▸ **Task to carry out**
Select and copy out every line in the records containing "size".
##### Extracted material
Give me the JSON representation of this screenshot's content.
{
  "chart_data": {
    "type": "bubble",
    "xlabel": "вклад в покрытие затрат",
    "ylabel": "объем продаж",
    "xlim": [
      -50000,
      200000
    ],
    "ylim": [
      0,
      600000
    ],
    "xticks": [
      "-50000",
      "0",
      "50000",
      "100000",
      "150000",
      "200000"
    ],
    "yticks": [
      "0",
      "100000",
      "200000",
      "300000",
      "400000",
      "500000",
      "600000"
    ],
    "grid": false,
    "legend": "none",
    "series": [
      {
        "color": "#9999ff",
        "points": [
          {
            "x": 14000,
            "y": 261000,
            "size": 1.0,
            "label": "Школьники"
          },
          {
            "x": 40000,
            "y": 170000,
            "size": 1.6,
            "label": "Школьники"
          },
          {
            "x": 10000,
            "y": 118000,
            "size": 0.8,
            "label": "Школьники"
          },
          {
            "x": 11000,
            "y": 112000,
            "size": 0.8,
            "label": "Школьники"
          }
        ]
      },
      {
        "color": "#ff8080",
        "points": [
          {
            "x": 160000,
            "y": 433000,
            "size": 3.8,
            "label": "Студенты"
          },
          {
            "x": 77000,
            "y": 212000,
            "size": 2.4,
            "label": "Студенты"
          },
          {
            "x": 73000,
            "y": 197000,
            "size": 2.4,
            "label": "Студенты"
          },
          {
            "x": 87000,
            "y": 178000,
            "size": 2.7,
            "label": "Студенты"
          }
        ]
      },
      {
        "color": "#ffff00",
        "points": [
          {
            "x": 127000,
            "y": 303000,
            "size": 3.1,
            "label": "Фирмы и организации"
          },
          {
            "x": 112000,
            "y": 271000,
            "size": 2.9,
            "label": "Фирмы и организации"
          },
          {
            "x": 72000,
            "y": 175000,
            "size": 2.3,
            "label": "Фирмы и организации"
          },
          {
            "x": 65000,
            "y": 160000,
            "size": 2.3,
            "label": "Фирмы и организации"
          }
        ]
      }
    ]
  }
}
##########
▸ **Result of the task**
            "size": 1.0,
            "size": 1.6,
            "size": 0.8,
            "size": 0.8,
            "size": 3.8,
            "size": 2.4,
            "size": 2.4,
            "size": 2.7,
            "size": 3.1,
            "size": 2.9,
            "size": 2.3,
            "size": 2.3,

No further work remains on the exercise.